**Direction:**
Restate the whole listing exactly.

== == ==

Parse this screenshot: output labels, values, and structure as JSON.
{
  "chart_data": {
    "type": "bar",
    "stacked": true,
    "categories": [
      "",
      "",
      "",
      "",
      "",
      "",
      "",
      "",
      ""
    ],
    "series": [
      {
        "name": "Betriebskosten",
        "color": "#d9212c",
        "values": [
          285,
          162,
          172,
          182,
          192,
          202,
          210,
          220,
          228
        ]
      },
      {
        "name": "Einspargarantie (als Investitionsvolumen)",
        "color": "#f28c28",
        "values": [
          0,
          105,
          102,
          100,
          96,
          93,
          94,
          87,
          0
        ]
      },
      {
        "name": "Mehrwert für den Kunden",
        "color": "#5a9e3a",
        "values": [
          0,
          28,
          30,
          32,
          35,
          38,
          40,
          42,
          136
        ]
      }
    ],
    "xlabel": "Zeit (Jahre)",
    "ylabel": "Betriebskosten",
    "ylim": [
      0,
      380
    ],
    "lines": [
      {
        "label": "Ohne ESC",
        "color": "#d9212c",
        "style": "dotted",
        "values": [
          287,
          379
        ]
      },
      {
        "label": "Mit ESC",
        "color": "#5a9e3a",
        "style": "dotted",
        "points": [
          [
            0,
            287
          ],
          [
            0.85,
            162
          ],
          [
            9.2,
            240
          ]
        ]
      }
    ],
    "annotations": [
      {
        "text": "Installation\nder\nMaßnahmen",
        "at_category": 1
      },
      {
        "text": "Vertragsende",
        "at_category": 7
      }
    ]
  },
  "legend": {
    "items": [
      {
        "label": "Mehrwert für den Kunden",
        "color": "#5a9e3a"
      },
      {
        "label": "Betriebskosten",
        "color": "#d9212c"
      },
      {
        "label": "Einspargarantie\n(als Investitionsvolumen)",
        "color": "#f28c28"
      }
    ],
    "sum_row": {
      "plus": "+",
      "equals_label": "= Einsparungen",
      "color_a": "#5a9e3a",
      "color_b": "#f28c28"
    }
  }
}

== == ==

**Answer to this task:**
Parse this screenshot: output labels, values, and structure as JSON.
{
  "chart_data": {
    "type": "bar",
    "stacked": true,
    "categories": [
      "",
      "",
      "",
      "",
      "",
      "",
      "",
      "",
      ""
    ],
    "series": [
      {
        "name": "Betriebskosten",
        "color": "#d9212c",
        "values": [
          285,
          162,
          172,
          182,
          192,
          202,
          210,
          220,
          228
        ]
      },
      {
        "name": "Einspargarantie (als Investitionsvolumen)",
        "color": "#f28c28",
        "values": [
          0,
          105,
          102,
          100,
          96,
          93,
          94,
          87,
          0
        ]
      },
      {
        "name": "Mehrwert für den Kunden",
        "color": "#5a9e3a",
        "values": [
          0,
          28,
          30,
          32,
          35,
          38,
          40,
          42,
          136
        ]
      }
    ],
    "xlabel": "Zeit (Jahre)",
    "ylabel": "Betriebskosten",
    "ylim": [
      0,
      380
    ],
    "lines": [
      {
        "label": "Ohne ESC",
        "color": "#d9212c",
        "style": "dotted",
        "values": [
          287,
          379
        ]
      },
      {
        "label": "Mit ESC",
        "color": "#5a9e3a",
        "style": "dotted",
        "points": [
          [
            0,
            287
          ],
          [
            0.85,
            162
          ],
          [
            9.2,
            240
          ]
        ]
      }
    ],
    "annotations": [
      {
        "text": "Installation\nder\nMaßnahmen",
        "at_category": 1
      },
      {
        "text": "Vertragsende",
        "at_category": 7
      }
    ]
  },
  "legend": {
    "items": [
      {
        "label": "Mehrwert für den Kunden",
        "color": "#5a9e3a"
      },
      {
        "label": "Betriebskosten",
        "color": "#d9212c"
      },
      {
        "label": "Einspargarantie\n(als Investitionsvolumen)",
        "color": "#f28c28"
      }
    ],
    "sum_row": {
      "plus": "+",
      "equals_label": "= Einsparungen",
      "color_a": "#5a9e3a",
      "color_b": "#f28c28"
    }
  }
}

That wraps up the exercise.